→ EXERCISE TASK
Comb the records below for the string "mobilité" and copy each line where it turns up.

→ Data records
————
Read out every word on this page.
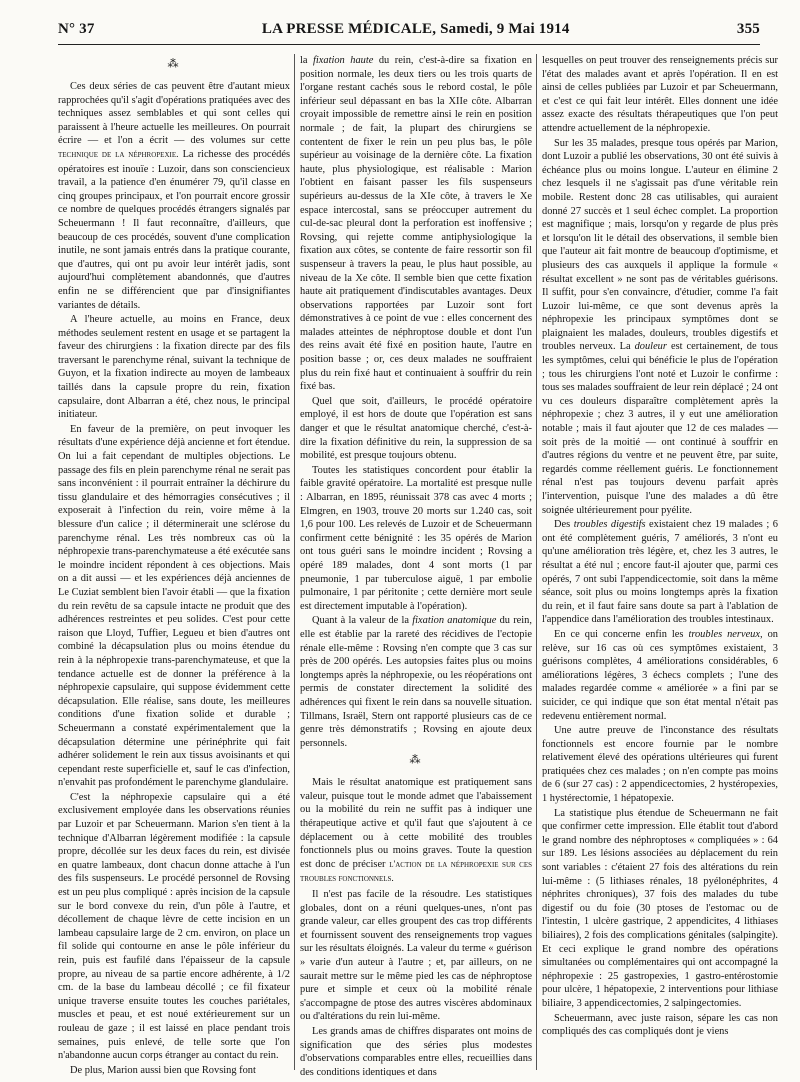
N° 37	LA PRESSE MÉDICALE, Samedi, 9 Mai 1914	355
⁂

Ces deux séries de cas peuvent être d'autant mieux rapprochées qu'il s'agit d'opérations pratiquées avec des techniques assez semblables et qui sont celles qui paraissent à l'heure actuelle les meilleures. On pourrait écrire — et l'on a écrit — des volumes sur cette technique de la néphropexie. La richesse des procédés opératoires est inouïe : Luzoir, dans son consciencieux travail, a la patience d'en énumérer 79, qu'il classe en cinq groupes principaux, et l'on pourrait encore grossir ce nombre de quelques procédés étrangers signalés par Scheuermann ! Il faut reconnaître, d'ailleurs, que beaucoup de ces procédés, souvent d'une complication inutile, ne sont jamais entrés dans la pratique courante, que d'autres, qui ont pu avoir leur intérêt jadis, sont aujourd'hui complètement abandonnés, que d'autres enfin ne se différencient que par d'insignifiantes variantes de détails.

A l'heure actuelle, au moins en France, deux méthodes seulement restent en usage et se partagent la faveur des chirurgiens : la fixation directe par des fils traversant le parenchyme rénal, suivant la technique de Guyon, et la fixation indirecte au moyen de lambeaux taillés dans la capsule propre du rein, fixation capsulaire, dont Albarran a été, chez nous, le principal initiateur.

En faveur de la première, on peut invoquer les résultats d'une expérience déjà ancienne et fort étendue. On lui a fait cependant de multiples objections. Le passage des fils en plein parenchyme rénal ne serait pas sans inconvénient : il pourrait entraîner la déchirure du tissu glandulaire et des hémorragies consécutives ; il exposerait à l'infection du rein, voire même à la blessure d'un calice ; il déterminerait une sclérose du parenchyme rénal. Les très nombreux cas où la néphropexie trans-parenchymateuse a été exécutée sans le moindre incident répondent à ces objections. Mais on a dit aussi — et les expériences déjà anciennes de Le Cuziat semblent bien l'avoir établi — que la fixation du rein revêtu de sa capsule intacte ne produit que des adhérences restreintes et peu solides. C'est pour cette raison que Lloyd, Tuffier, Legueu et bien d'autres ont combiné la décapsulation plus ou moins étendue du rein à la néphropexie trans-parenchymateuse, et que la tendance actuelle est de donner la préférence à la néphropexie capsulaire, qui suppose évidemment cette décapsulation. Elle réalise, sans doute, les meilleures conditions d'une fixation solide et durable ; Scheuermann a constaté expérimentalement que la décapsulation détermine une périnéphrite qui fait adhérer solidement le rein aux tissus avoisinants et qui cependant reste superficielle et, sauf le cas d'infection, n'envahit pas profondément le parenchyme glandulaire.

C'est la néphropexie capsulaire qui a été exclusivement employée dans les observations réunies par Luzoir et par Scheuermann. Marion s'en tient à la technique d'Albarran légèrement modifiée : la capsule propre, décollée sur les deux faces du rein, est divisée en quatre lambeaux, dont chacun donne attache à l'un des fils suspenseurs. Le procédé personnel de Rovsing est un peu plus compliqué : après incision de la capsule sur le bord convexe du rein, d'un pôle à l'autre, et décollement de chaque lèvre de cette incision en un lambeau capsulaire large de 2 cm. environ, on place un fil solide qui contourne en anse le pôle inférieur du rein, puis est faufilé dans l'épaisseur de la capsule propre, au niveau de sa partie encore adhérente, à 1/2 cm. de la base du lambeau décollé ; ce fil fixateur unique traverse ensuite toutes les couches pariétales, muscles et peau, et est noué extérieurement sur un rouleau de gaze ; il est laissé en place pendant trois semaines, puis enlevé, de telle sorte que l'on n'abandonne aucun corps étranger au contact du rein.

De plus, Marion aussi bien que Rovsing font

la fixation haute du rein, c'est-à-dire sa fixation en position normale, les deux tiers ou les trois quarts de l'organe restant cachés sous le rebord costal, le pôle inférieur seul dépassant en bas la XIIe côte. Albarran croyait impossible de remettre ainsi le rein en position normale ; de fait, la plupart des chirurgiens se contentent de fixer le rein un peu plus bas, le pôle supérieur au voisinage de la dernière côte. La fixation haute, plus physiologique, est réalisable : Marion l'obtient en faisant passer les fils suspenseurs supérieurs au-dessus de la XIe côte, à travers le Xe espace intercostal, sans se préoccuper autrement du cul-de-sac pleural dont la perforation est inoffensive ; Rovsing, qui rejette comme antiphysiologique la fixation aux côtes, se contente de faire ressortir son fil suspenseur à travers la peau, le plus haut possible, au niveau de la Xe côte. Il semble bien que cette fixation haute ait pratiquement d'indiscutables avantages. Deux observations rapportées par Luzoir sont fort démonstratives à ce point de vue : elles concernent des malades atteintes de néphroptose double et dont l'un des reins avait été fixé en position haute, l'autre en position basse ; or, ces deux malades ne souffraient plus du rein fixé haut et continuaient à souffrir du rein fixé bas.

Quel que soit, d'ailleurs, le procédé opératoire employé, il est hors de doute que l'opération est sans danger et que le résultat anatomique cherché, c'est-à-dire la fixation définitive du rein, la suppression de sa mobilité, est presque toujours obtenu.

Toutes les statistiques concordent pour établir la faible gravité opératoire. La mortalité est presque nulle : Albarran, en 1895, réunissait 378 cas avec 4 morts ; Elmgren, en 1903, trouve 20 morts sur 1.240 cas, soit 1,6 pour 100. Les relevés de Luzoir et de Scheuermann confirment cette bénignité : les 35 opérés de Marion ont tous guéri sans le moindre incident ; Rovsing a opéré 189 malades, dont 4 sont morts (1 par pneumonie, 1 par tuberculose aiguë, 1 par embolie pulmonaire, 1 par péritonite ; cette dernière mort seule est directement imputable à l'opération).

Quant à la valeur de la fixation anatomique du rein, elle est établie par la rareté des récidives de l'ectopie rénale elle-même : Rovsing n'en compte que 3 cas sur près de 200 opérés. Les autopsies faites plus ou moins longtemps après la néphropexie, ou les réopérations ont permis de constater directement la solidité des adhérences qui fixent le rein dans sa nouvelle situation. Tillmans, Israël, Stern ont rapporté plusieurs cas de ce genre très démonstratifs ; Rovsing en ajoute deux personnels.

⁂

Mais le résultat anatomique est pratiquement sans valeur, puisque tout le monde admet que l'abaissement ou la mobilité du rein ne suffit pas à indiquer une thérapeutique active et qu'il faut que s'ajoutent à ce déplacement ou à cette mobilité des troubles fonctionnels plus ou moins graves. Toute la question est donc de préciser l'action de la néphropexie sur ces troubles fonctionnels.

Il n'est pas facile de la résoudre. Les statistiques globales, dont on a réuni quelques-unes, n'ont pas grande valeur, car elles groupent des cas trop différents et fournissent souvent des renseignements trop vagues sur les résultats éloignés. La valeur du terme « guérison » varie d'un auteur à l'autre ; et, par ailleurs, on ne saurait mettre sur le même pied les cas de néphroptose pure et simple et ceux où la mobilité rénale s'accompagne de ptose des autres viscères abdominaux ou d'altérations du rein lui-même.

Les grands amas de chiffres disparates ont moins de signification que des séries plus modestes d'observations comparables entre elles, recueillies dans des conditions identiques et dans

lesquelles on peut trouver des renseignements précis sur l'état des malades avant et après l'opération. Il en est ainsi de celles publiées par Luzoir et par Scheuermann, et c'est ce qui fait leur intérêt. Elles donnent une idée assez exacte des résultats thérapeutiques que l'on peut attendre actuellement de la néphropexie.

Sur les 35 malades, presque tous opérés par Marion, dont Luzoir a publié les observations, 30 ont été suivis à échéance plus ou moins longue. L'auteur en élimine 2 chez lesquels il ne s'agissait pas d'une véritable rein mobile. Restent donc 28 cas utilisables, qui auraient donné 27 succès et 1 seul échec complet. La proportion est magnifique ; mais, lorsqu'on y regarde de plus près et lorsqu'on lit le détail des observations, il semble bien que l'auteur ait fait montre de beaucoup d'optimisme, et plusieurs des cas auxquels il applique la formule « résultat excellent » ne sont pas de véritables guérisons. Il suffit, pour s'en convaincre, d'étudier, comme l'a fait Luzoir lui-même, ce que sont devenus après la néphropexie les principaux symptômes dont se plaignaient les malades, douleurs, troubles digestifs et troubles nerveux. La douleur est certainement, de tous les symptômes, celui qui bénéficie le plus de l'opération ; tous les chirurgiens l'ont noté et Luzoir le confirme : tous ses malades souffraient de leur rein déplacé ; 24 ont vu ces douleurs disparaître complètement après la néphropexie ; chez 3 autres, il y eut une amélioration notable ; mais il faut ajouter que 12 de ces malades — soit près de la moitié — ont continué à souffrir en d'autres régions du ventre et ne peuvent être, par suite, regardés comme réellement guéris. Le fonctionnement rénal n'est pas toujours devenu parfait après l'intervention, puisque l'une des malades a dû être soignée ultérieurement pour pyélite.

Des troubles digestifs existaient chez 19 malades ; 6 ont été complètement guéris, 7 améliorés, 3 n'ont eu qu'une amélioration très légère, et, chez les 3 autres, le résultat a été nul ; encore faut-il ajouter que, parmi ces opérés, 7 ont subi l'appendicectomie, soit dans la même séance, soit plus ou moins longtemps après la fixation du rein, et il faut faire sans doute sa part à l'ablation de l'appendice dans l'amélioration des troubles intestinaux.

En ce qui concerne enfin les troubles nerveux, on relève, sur 16 cas où ces symptômes existaient, 3 guérisons complètes, 4 améliorations considérables, 6 améliorations légères, 3 échecs complets ; l'une des malades regardée comme « améliorée » a fini par se suicider, ce qui indique que son état mental n'était pas redevenu entièrement normal.

Une autre preuve de l'inconstance des résultats fonctionnels est encore fournie par le nombre relativement élevé des opérations ultérieures qui furent pratiquées chez ces malades ; on n'en compte pas moins de 6 (sur 27 cas) : 2 appendicectomies, 2 hystéropexies, 1 hystérectomie, 1 hépatopexie.

La statistique plus étendue de Scheuermann ne fait que confirmer cette impression. Elle établit tout d'abord le grand nombre des néphroptoses « compliquées » : 64 sur 189. Les lésions associées au déplacement du rein sont variables : c'étaient 27 fois des altérations du rein lui-même : (5 lithiases rénales, 18 pyélonéphrites, 4 néphrites chroniques), 37 fois des malades du tube digestif ou du foie (30 ptoses de l'estomac ou de l'intestin, 1 ulcère gastrique, 2 appendicites, 4 lithiases biliaires), 2 fois des complications génitales (salpingite). Et ceci explique le grand nombre des opérations simultanées ou complémentaires qui ont accompagné la néphropexie : 25 gastropexies, 1 gastro-entérostomie pour ulcère, 1 hépatopexie, 2 interventions pour lithiase biliaire, 3 appendicectomies, 2 salpingectomies.

Scheuermann, avec juste raison, sépare les cas non compliqués des cas compliqués dont je viens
————
→ COMPLETED EXERCISE
Quel que soit, d'ailleurs, le procédé opératoire employé, il est hors de doute que l'opération est sans danger et que le résultat anatomique cherché, c'est-à-dire la fixation définitive du rein, la suppression de sa mobilité, est presque toujours obtenu.
Mais le résultat anatomique est pratiquement sans valeur, puisque tout le monde admet que l'abaissement ou la mobilité du rein ne suffit pas à indiquer une thérapeutique active et qu'il faut que s'ajoutent à ce déplacement ou à cette mobilité des troubles fonctionnels plus ou moins graves. Toute la question est donc de préciser l'action de la néphropexie sur ces troubles fonctionnels.
Il n'est pas facile de la résoudre. Les statistiques globales, dont on a réuni quelques-unes, n'ont pas grande valeur, car elles groupent des cas trop différents et fournissent souvent des renseignements trop vagues sur les résultats éloignés. La valeur du terme « guérison » varie d'un auteur à l'autre ; et, par ailleurs, on ne saurait mettre sur le même pied les cas de néphroptose pure et simple et ceux où la mobilité rénale s'accompagne de ptose des autres viscères abdominaux ou d'altérations du rein lui-même.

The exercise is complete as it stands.